Texte extrait –
* * * * * * * * *

L’avenir des semences génétiquement modifiées au Canada se joue en ce moment à la Chambre des Communes, loin des projecteurs médiatiques sous l’anonyme nom de projet de loi C-474, un simple texte de 47 mots.
Proposant une modification du Règlement sur les semences, il s’agit « d’exiger, avant de permettre la vente de toute nouvelle semence transgénique, que soit menée une analyse du risque potentiel pour les marchés d’exportations ».
Une loi, selon Benoît Girouard de l’Union Paysanne, « nécessaire afin de protéger les agriculteurs des préjudices économiques occasionnés par la mise en marché des semences transgéniques non autorisées dans nos marchés d’exportation ».

* * * * * * * * *

[Éléments provenant d'une source de données]

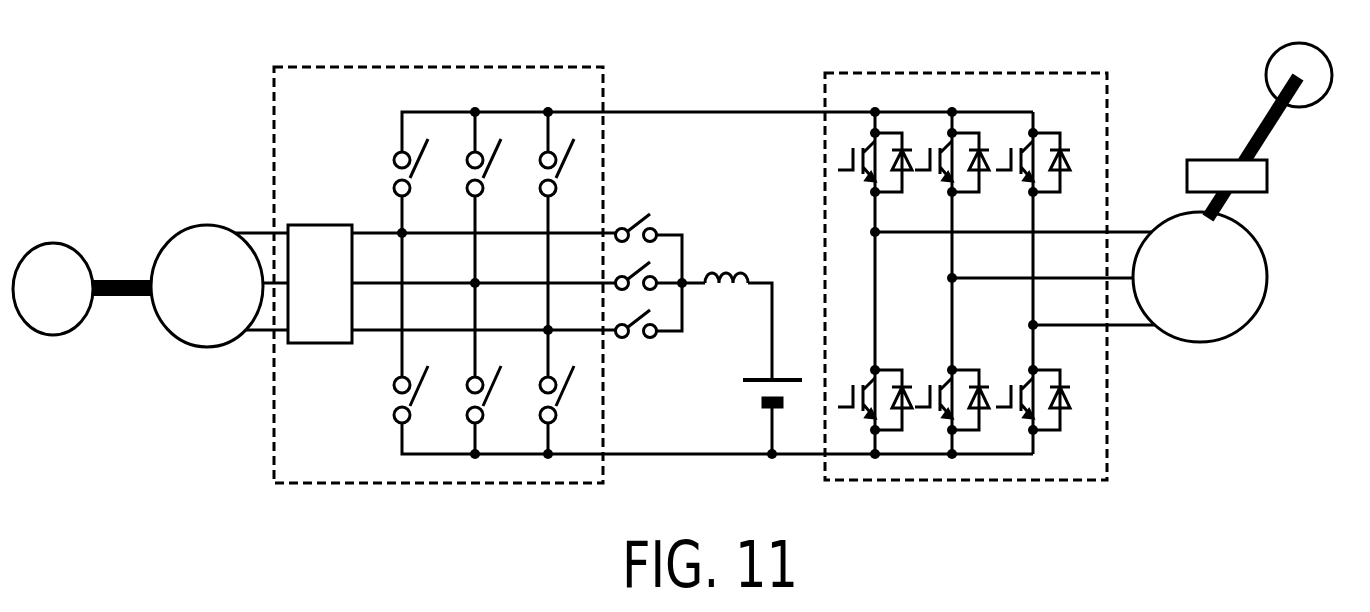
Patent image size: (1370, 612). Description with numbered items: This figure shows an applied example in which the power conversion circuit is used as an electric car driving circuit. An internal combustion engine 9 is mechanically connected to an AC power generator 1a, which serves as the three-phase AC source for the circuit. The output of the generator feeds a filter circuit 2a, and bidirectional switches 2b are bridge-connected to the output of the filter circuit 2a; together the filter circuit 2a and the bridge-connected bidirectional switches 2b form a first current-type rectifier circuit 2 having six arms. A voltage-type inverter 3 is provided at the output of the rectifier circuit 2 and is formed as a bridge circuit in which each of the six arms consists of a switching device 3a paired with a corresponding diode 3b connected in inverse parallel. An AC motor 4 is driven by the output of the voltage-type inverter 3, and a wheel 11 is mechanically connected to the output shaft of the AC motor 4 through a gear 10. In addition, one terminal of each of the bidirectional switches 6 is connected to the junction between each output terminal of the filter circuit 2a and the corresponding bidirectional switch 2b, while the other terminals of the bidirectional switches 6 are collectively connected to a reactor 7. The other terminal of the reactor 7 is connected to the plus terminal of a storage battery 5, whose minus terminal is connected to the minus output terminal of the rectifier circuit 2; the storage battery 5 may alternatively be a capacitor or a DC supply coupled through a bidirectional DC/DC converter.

The internal combustion engine 9 is at (53, 289).
The AC power generator 1a is at (207, 286).
The first current-type rectifier circuit 2 is at (438, 275).
The filter circuit 2a is at (320, 284).
The bidirectional switches 2b is at (494, 273).
The bidirectional switches 6 is at (646, 270).
The reactor 7 is at (726, 258).
The storage battery 5 is at (768, 372).
The voltage-type inverter 3 is at (966, 276).
The switching devices 3a is at (938, 275).
The diodes 3b is at (984, 281).
The AC motor 4 is at (1200, 277).
The gear 10 is at (1250, 176).
The wheel 11 is at (1313, 73).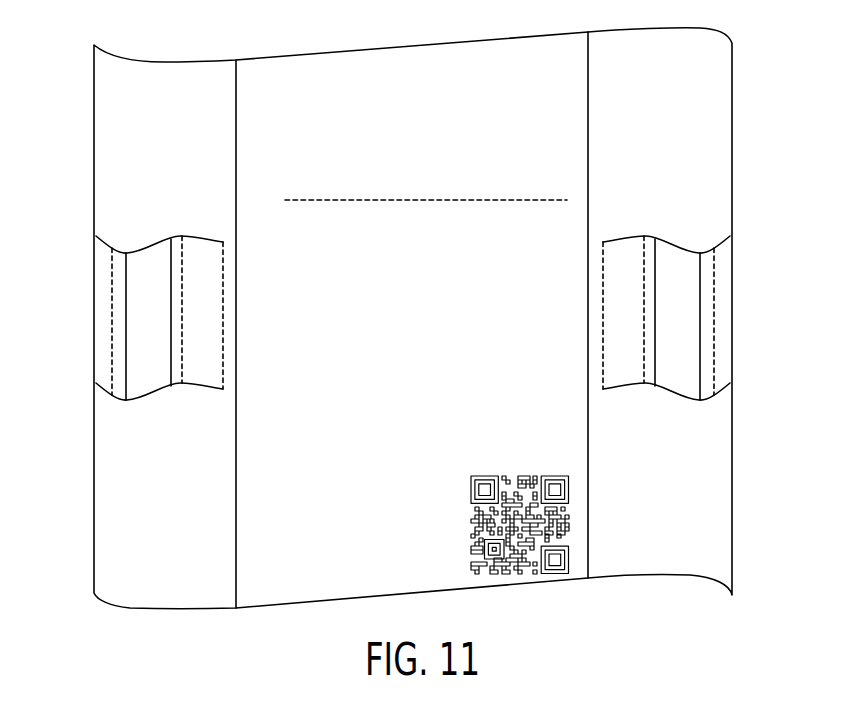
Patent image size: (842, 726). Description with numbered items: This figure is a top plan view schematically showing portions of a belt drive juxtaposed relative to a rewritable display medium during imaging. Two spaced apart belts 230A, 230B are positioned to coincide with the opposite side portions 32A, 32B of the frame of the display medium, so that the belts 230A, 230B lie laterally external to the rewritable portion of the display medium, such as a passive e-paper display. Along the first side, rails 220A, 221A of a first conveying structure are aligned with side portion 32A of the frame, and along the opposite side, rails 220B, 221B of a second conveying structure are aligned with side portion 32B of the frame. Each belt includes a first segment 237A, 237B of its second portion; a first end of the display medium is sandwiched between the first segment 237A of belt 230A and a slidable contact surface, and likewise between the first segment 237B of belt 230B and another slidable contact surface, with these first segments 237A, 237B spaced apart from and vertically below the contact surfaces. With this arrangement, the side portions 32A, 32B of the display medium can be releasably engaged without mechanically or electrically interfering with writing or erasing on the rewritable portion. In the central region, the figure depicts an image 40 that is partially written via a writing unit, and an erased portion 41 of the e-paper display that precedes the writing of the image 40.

The side portion 32A is at (180, 144).
The side portion 32B is at (680, 144).
The image 40 is at (403, 381).
The erased portion 41 is at (403, 144).
The belt 230A is at (158, 311).
The belt 230B is at (695, 312).
The rail 220A is at (218, 328).
The rail 220B is at (632, 249).
The rail 221A is at (102, 307).
The rail 221B is at (722, 314).
The first segment 237A is at (147, 389).
The first segment 237B is at (678, 390).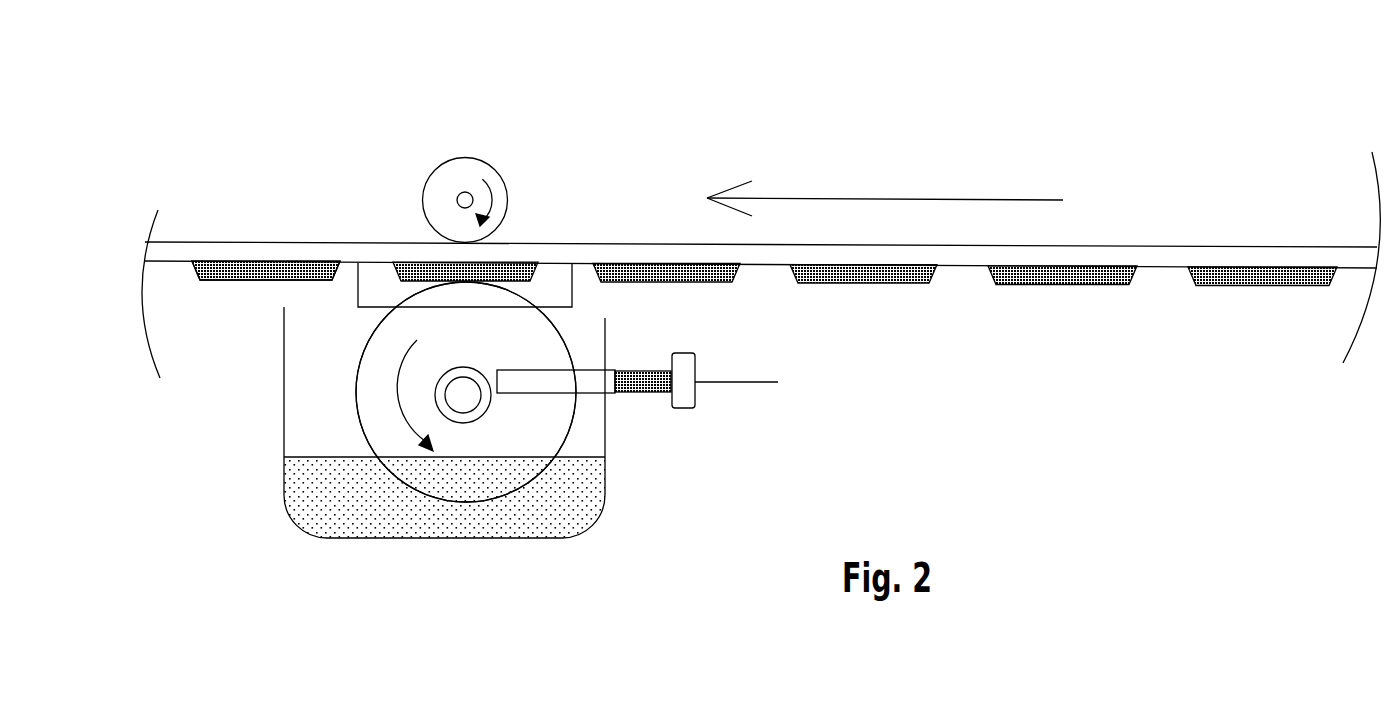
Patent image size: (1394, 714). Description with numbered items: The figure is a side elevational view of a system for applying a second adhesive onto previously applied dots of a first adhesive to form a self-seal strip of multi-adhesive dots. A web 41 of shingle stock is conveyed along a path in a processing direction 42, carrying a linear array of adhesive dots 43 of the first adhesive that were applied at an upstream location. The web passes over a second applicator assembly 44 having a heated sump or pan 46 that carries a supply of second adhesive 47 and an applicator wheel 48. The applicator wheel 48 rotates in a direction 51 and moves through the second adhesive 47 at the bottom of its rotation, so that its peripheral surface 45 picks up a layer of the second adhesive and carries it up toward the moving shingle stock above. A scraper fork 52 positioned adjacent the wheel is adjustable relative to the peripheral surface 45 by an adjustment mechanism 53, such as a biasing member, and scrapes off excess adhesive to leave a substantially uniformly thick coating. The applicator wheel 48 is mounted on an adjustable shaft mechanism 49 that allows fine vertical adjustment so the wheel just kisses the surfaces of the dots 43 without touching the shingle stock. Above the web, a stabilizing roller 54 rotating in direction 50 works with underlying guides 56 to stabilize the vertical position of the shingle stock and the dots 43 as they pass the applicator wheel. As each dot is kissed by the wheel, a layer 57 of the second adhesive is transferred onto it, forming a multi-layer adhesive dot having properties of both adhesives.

* * * * * * * * *

À faire –
• 1. Dressez la liste complète des noms de personnes, de pays, d'institutions et d'organisations cités dans le texte sur le projet de loi C-474.
• 2. Répondez à ces questions d'après le texte sur le projet de loi C-474 :
(a) Combien de mots compte le projet de loi C-474 ?
(b) Quel règlement propose-t-il de modifier ?
(c) À quelle organisation appartient Benoît Girouard ?
• 3. Reformulez plus brièvement le paragraphe du texte sur le projet de loi C-474 qui commence par « Proposant une modification ».
Les entrées n'interviennent en rien dans ce travail.

Réponses par tâche –
• 1.
Canada
Chambre des Communes
Benoît Girouard
Union Paysanne

• 2.
(a) 47 mots.
(b) Le Règlement sur les semences.
(c) L'Union Paysanne.

• 3. Le projet modifierait le Règlement sur les semences. Il imposerait une analyse du risque potentiel pour les marchés d'exportation avant d'autoriser la vente de toute nouvelle semence transgénique.